Brief>
Your task is to output the entries below word for word.

Dataset excerpts>
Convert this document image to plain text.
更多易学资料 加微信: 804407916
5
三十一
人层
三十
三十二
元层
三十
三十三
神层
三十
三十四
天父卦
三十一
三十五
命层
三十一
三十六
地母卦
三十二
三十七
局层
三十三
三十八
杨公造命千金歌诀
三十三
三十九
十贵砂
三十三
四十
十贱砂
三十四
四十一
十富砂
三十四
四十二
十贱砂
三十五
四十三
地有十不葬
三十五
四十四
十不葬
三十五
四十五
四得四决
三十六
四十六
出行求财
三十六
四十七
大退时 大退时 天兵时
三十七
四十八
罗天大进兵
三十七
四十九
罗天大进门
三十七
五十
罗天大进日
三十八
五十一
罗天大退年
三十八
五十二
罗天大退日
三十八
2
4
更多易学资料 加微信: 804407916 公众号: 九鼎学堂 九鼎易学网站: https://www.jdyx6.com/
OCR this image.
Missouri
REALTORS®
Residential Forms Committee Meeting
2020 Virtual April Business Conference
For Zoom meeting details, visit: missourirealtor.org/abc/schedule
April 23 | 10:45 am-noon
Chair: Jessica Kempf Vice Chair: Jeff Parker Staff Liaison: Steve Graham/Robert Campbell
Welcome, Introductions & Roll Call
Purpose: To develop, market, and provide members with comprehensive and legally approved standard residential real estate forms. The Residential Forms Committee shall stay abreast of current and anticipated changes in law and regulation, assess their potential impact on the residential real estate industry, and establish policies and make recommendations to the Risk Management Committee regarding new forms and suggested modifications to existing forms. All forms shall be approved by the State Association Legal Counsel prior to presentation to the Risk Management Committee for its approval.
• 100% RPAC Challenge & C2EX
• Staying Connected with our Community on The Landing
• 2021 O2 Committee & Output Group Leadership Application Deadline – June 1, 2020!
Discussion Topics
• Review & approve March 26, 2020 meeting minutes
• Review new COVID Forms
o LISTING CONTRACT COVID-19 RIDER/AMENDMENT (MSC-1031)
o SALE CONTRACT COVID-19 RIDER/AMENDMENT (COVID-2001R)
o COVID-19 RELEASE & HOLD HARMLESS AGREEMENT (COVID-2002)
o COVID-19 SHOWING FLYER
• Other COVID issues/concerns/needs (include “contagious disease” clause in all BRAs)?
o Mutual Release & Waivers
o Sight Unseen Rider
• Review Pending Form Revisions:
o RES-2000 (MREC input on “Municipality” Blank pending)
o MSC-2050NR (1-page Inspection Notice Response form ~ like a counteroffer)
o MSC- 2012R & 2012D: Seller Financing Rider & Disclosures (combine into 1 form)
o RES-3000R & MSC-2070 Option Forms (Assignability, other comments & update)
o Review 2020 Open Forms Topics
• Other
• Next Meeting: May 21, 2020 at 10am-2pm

Solution for this task>
Convert this document image to plain text.
更多易学资料 加微信: 804407916
5
三十一
人层
三十
三十二
元层
三十
三十三
神层
三十
三十四
天父卦
三十一
三十五
命层
三十一
三十六
地母卦
三十二
三十七
局层
三十三
三十八
杨公造命千金歌诀
三十三
三十九
十贵砂
三十三
四十
十贱砂
三十四
四十一
十富砂
三十四
四十二
十贱砂
三十五
四十三
地有十不葬
三十五
四十四
十不葬
三十五
四十五
四得四决
三十六
四十六
出行求财
三十六
四十七
大退时 大退时 天兵时
三十七
四十八
罗天大进兵
三十七
四十九
罗天大进门
三十七
五十
罗天大进日
三十八
五十一
罗天大退年
三十八
五十二
罗天大退日
三十八
2
4
更多易学资料 加微信: 804407916 公众号: 九鼎学堂 九鼎易学网站: https://www.jdyx6.com/
OCR this image.
Missouri
REALTORS®
Residential Forms Committee Meeting
2020 Virtual April Business Conference
For Zoom meeting details, visit: missourirealtor.org/abc/schedule
April 23 | 10:45 am-noon
Chair: Jessica Kempf Vice Chair: Jeff Parker Staff Liaison: Steve Graham/Robert Campbell
Welcome, Introductions & Roll Call
Purpose: To develop, market, and provide members with comprehensive and legally approved standard residential real estate forms. The Residential Forms Committee shall stay abreast of current and anticipated changes in law and regulation, assess their potential impact on the residential real estate industry, and establish policies and make recommendations to the Risk Management Committee regarding new forms and suggested modifications to existing forms. All forms shall be approved by the State Association Legal Counsel prior to presentation to the Risk Management Committee for its approval.
• 100% RPAC Challenge & C2EX
• Staying Connected with our Community on The Landing
• 2021 O2 Committee & Output Group Leadership Application Deadline – June 1, 2020!
Discussion Topics
• Review & approve March 26, 2020 meeting minutes
• Review new COVID Forms
o LISTING CONTRACT COVID-19 RIDER/AMENDMENT (MSC-1031)
o SALE CONTRACT COVID-19 RIDER/AMENDMENT (COVID-2001R)
o COVID-19 RELEASE & HOLD HARMLESS AGREEMENT (COVID-2002)
o COVID-19 SHOWING FLYER
• Other COVID issues/concerns/needs (include “contagious disease” clause in all BRAs)?
o Mutual Release & Waivers
o Sight Unseen Rider
• Review Pending Form Revisions:
o RES-2000 (MREC input on “Municipality” Blank pending)
o MSC-2050NR (1-page Inspection Notice Response form ~ like a counteroffer)
o MSC- 2012R & 2012D: Seller Financing Rider & Disclosures (combine into 1 form)
o RES-3000R & MSC-2070 Option Forms (Assignability, other comments & update)
o Review 2020 Open Forms Topics
• Other
• Next Meeting: May 21, 2020 at 10am-2pm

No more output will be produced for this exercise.